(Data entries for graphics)
================

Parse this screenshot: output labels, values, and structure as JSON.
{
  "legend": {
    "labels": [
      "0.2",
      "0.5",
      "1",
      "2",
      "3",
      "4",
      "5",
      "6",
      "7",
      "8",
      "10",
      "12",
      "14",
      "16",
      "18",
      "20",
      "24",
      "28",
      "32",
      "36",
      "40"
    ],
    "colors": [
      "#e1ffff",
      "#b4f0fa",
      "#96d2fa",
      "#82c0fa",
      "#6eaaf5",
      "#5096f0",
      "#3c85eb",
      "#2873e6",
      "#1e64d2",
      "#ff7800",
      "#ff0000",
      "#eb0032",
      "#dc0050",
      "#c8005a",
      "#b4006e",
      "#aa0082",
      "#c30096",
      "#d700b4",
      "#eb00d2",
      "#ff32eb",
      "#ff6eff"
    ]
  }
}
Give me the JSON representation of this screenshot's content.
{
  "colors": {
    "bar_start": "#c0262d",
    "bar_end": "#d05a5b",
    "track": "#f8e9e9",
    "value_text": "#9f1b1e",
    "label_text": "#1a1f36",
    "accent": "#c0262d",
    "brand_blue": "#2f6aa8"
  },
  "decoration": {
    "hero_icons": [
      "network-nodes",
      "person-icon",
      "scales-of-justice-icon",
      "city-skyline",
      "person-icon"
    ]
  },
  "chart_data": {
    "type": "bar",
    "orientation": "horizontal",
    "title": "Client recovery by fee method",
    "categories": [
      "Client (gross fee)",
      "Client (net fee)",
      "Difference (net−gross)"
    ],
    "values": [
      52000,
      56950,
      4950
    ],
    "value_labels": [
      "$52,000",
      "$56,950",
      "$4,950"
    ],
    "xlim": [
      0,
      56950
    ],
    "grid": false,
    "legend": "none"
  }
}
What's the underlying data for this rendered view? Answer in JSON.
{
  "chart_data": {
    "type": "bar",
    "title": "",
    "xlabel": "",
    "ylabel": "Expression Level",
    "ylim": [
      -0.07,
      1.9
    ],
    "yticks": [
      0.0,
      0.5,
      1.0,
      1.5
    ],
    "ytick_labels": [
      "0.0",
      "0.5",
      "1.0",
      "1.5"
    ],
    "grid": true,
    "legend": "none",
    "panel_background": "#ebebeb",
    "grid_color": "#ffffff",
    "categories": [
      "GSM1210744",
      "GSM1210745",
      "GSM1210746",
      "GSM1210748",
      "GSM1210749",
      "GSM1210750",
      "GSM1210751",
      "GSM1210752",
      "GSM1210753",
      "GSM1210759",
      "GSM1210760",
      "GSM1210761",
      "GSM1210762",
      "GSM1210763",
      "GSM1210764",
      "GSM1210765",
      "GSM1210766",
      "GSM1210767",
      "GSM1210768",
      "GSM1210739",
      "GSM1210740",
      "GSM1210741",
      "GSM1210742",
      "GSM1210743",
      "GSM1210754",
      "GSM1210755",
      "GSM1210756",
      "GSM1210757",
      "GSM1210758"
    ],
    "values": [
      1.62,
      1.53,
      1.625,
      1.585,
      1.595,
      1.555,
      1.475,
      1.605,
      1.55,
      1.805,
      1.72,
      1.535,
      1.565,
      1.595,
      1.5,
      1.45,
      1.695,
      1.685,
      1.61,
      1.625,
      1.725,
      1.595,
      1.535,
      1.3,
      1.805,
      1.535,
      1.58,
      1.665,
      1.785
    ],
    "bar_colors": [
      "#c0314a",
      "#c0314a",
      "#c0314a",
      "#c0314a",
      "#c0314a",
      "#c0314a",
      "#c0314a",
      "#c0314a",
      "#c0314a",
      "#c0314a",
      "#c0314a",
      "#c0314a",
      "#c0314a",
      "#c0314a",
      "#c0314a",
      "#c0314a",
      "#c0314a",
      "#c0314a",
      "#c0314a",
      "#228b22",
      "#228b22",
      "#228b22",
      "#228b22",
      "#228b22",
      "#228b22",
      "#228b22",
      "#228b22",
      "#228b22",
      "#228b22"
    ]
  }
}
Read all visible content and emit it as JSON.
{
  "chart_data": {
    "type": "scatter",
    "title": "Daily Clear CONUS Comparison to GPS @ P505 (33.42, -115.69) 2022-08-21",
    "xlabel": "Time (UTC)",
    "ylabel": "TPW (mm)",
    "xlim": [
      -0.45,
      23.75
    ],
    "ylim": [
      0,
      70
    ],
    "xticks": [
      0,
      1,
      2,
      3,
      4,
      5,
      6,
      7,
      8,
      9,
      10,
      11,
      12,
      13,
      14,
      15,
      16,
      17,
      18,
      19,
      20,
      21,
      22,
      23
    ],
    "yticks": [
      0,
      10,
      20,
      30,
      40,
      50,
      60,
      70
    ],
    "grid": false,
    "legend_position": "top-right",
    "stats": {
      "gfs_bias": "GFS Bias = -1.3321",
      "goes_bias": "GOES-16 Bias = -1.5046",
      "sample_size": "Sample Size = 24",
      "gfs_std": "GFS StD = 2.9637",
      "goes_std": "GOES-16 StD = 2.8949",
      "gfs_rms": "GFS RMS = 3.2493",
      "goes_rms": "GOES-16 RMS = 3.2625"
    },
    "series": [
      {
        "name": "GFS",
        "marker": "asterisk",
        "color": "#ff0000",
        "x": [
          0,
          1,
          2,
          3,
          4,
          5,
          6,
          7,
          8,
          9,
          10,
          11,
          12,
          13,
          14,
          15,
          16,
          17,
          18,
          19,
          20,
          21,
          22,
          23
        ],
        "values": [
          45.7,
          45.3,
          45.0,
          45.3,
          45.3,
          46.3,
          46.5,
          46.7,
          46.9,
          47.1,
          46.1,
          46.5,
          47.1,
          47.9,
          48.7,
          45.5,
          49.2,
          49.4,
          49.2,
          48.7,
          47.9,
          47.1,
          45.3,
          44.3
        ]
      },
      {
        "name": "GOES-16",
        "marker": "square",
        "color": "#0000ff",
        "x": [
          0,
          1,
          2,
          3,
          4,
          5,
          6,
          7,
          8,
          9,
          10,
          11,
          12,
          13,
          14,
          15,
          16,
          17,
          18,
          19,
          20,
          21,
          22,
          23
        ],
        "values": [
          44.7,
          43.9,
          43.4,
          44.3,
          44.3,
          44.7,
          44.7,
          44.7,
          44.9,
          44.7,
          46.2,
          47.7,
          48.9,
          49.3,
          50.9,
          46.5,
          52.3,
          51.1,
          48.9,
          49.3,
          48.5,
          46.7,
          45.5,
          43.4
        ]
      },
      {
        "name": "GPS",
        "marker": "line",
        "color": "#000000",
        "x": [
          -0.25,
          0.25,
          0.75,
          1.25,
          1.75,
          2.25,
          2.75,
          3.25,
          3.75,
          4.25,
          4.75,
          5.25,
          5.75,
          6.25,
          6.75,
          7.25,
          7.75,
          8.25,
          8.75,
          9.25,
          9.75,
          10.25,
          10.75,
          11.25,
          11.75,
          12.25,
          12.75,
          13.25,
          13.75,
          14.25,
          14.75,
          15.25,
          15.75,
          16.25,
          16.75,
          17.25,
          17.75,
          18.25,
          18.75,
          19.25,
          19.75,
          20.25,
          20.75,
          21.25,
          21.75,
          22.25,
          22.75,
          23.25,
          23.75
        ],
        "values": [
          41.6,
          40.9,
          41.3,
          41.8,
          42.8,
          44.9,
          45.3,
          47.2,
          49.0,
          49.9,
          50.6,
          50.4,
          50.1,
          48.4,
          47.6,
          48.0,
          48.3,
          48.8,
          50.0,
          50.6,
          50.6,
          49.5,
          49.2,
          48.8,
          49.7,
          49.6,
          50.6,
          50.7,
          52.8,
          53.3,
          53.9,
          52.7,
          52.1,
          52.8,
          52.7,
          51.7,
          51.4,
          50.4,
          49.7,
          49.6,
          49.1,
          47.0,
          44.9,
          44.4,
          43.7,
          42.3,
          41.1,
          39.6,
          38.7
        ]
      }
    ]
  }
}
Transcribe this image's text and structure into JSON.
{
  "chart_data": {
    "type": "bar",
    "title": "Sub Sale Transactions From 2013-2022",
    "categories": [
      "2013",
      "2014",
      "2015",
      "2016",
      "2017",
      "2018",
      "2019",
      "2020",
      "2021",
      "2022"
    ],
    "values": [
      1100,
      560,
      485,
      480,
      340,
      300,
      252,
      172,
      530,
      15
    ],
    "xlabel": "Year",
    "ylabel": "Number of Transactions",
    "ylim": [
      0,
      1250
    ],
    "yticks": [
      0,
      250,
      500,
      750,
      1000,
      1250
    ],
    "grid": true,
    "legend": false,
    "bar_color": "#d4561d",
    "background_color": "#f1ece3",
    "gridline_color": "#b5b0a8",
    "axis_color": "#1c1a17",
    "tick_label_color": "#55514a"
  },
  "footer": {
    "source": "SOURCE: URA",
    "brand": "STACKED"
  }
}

================

* PROBLEM DESCRIPTION
Copy out every line in the entries above that holds "screenshot".

* RESPONSE TO THIS TASK
Parse this screenshot: output labels, values, and structure as JSON.
Give me the JSON representation of this screenshot's content.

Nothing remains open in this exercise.